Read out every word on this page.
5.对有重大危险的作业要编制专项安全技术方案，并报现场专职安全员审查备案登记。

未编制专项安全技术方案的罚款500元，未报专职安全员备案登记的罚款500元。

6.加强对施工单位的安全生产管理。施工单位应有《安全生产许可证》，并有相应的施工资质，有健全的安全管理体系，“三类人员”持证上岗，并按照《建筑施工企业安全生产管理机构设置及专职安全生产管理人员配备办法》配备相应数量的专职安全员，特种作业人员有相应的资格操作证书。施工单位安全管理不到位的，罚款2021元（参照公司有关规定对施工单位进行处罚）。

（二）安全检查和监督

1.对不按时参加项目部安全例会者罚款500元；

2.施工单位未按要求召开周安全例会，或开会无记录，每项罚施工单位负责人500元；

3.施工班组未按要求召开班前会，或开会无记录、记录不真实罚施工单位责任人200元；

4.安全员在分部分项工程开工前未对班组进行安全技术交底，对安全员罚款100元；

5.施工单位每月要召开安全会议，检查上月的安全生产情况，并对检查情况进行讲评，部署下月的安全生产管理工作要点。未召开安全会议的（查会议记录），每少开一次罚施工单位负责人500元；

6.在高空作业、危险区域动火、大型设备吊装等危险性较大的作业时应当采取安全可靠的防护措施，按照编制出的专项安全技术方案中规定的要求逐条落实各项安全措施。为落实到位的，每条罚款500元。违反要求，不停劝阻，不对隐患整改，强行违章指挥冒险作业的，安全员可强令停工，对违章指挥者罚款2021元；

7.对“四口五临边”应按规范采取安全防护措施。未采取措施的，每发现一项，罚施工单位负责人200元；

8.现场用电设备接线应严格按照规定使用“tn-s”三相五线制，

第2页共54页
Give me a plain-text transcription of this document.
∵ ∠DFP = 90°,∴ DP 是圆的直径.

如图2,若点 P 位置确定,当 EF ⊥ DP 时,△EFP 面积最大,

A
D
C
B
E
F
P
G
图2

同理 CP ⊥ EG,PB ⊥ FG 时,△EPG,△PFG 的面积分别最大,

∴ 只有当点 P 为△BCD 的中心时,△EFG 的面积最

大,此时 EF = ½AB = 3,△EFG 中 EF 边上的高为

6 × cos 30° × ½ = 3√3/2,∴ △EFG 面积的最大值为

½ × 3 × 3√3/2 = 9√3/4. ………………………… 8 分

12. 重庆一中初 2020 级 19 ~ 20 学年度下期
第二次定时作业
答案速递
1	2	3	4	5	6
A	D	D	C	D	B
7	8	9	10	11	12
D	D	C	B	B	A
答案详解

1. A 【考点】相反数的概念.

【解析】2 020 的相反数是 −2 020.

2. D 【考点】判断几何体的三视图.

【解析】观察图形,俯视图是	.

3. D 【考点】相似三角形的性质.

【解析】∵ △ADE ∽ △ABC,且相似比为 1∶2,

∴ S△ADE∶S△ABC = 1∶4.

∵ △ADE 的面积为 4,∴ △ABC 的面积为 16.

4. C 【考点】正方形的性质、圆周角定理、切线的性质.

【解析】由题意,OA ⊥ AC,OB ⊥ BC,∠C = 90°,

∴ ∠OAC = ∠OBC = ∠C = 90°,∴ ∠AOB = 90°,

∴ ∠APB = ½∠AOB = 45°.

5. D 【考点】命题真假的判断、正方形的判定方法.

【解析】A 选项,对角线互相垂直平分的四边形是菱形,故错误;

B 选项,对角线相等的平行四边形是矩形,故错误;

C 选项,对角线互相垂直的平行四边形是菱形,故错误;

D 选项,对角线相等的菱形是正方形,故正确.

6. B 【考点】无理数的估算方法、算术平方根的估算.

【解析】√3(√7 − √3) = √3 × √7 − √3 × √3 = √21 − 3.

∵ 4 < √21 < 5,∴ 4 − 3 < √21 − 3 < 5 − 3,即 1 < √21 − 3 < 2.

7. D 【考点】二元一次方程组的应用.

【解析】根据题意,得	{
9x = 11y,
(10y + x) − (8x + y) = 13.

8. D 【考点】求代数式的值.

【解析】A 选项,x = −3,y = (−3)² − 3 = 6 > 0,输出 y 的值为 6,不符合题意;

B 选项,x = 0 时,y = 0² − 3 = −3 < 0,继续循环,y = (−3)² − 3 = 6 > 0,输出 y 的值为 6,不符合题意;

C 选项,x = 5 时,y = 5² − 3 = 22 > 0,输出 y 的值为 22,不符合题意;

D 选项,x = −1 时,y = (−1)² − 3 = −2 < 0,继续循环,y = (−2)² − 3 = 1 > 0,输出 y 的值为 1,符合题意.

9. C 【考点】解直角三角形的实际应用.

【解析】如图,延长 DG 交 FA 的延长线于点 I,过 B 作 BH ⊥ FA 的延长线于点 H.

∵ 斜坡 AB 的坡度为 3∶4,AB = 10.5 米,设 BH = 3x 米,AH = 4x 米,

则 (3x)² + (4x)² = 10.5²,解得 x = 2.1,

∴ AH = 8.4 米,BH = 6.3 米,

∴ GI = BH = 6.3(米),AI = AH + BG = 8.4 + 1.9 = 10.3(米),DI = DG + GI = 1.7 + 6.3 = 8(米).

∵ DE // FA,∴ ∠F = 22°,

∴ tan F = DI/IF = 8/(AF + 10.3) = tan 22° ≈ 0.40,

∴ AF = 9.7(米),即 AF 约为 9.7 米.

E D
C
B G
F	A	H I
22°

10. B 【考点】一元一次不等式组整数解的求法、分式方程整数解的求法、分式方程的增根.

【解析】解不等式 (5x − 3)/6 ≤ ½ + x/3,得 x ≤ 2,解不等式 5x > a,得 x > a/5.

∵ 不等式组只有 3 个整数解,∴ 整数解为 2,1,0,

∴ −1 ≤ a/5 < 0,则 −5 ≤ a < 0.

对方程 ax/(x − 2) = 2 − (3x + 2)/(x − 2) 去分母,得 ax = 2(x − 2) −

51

◆ ◆ ◆ ◆ ◆

Gather each line from the entries above that includes the word "this".

Solution to the exercise:
Read out every word on this page.
Give me a plain-text transcription of this document.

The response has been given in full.